• **GOAL**:
Could you quote, exactly as they stand, the lines running from the one with "Read this page and output its text content." to the final line of the material?

-- begin SUPPLIED RECORDS --

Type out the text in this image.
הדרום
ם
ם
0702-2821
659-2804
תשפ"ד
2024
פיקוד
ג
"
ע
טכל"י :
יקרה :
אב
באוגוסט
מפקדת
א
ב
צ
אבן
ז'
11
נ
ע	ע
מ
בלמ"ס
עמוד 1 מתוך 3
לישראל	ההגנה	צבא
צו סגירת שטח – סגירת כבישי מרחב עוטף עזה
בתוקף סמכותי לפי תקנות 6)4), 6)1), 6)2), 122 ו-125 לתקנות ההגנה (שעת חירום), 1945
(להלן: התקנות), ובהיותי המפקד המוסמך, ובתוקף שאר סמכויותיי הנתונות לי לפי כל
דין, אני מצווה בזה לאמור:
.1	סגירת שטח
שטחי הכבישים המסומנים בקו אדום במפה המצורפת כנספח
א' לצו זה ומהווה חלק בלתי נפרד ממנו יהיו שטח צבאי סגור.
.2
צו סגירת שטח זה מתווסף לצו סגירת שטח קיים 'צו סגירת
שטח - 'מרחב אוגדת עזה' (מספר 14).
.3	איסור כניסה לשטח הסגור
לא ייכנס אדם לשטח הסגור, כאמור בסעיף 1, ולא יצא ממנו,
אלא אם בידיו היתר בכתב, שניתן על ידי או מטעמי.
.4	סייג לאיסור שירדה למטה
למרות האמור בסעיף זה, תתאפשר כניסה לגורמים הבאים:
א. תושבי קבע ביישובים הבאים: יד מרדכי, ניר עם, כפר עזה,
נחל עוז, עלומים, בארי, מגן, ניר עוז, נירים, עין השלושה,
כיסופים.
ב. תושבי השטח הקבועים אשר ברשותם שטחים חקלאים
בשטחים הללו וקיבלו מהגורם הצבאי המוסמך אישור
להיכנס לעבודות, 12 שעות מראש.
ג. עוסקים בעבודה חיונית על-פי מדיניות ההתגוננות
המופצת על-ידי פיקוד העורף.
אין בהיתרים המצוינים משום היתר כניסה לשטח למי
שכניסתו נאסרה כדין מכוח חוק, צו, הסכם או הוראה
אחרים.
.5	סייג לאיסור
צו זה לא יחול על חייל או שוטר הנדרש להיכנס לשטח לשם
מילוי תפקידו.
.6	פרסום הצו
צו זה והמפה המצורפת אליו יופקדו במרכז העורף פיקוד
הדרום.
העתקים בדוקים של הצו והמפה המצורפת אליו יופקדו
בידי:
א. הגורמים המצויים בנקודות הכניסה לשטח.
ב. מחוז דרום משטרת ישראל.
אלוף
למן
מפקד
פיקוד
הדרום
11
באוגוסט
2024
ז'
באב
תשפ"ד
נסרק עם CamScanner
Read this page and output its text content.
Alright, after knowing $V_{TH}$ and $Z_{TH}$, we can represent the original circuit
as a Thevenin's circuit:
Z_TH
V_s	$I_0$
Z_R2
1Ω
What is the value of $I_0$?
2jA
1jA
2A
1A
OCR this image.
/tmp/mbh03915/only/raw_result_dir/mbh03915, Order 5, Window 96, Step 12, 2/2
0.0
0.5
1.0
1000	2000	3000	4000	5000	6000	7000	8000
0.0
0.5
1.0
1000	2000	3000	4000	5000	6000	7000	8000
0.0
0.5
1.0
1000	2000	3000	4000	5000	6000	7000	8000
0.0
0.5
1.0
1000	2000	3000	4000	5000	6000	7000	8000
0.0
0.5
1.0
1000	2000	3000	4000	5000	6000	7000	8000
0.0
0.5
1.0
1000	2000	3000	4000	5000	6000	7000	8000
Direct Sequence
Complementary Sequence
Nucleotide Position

-- end SUPPLIED RECORDS --

• **EXERCISE ANSWER**:
Read this page and output its text content.
Alright, after knowing $V_{TH}$ and $Z_{TH}$, we can represent the original circuit
as a Thevenin's circuit:
Z_TH
V_s	$I_0$
Z_R2
1Ω
What is the value of $I_0$?
2jA
1jA
2A
1A
OCR this image.
/tmp/mbh03915/only/raw_result_dir/mbh03915, Order 5, Window 96, Step 12, 2/2
0.0
0.5
1.0
1000	2000	3000	4000	5000	6000	7000	8000
0.0
0.5
1.0
1000	2000	3000	4000	5000	6000	7000	8000
0.0
0.5
1.0
1000	2000	3000	4000	5000	6000	7000	8000
0.0
0.5
1.0
1000	2000	3000	4000	5000	6000	7000	8000
0.0
0.5
1.0
1000	2000	3000	4000	5000	6000	7000	8000
0.0
0.5
1.0
1000	2000	3000	4000	5000	6000	7000	8000
Direct Sequence
Complementary Sequence
Nucleotide Position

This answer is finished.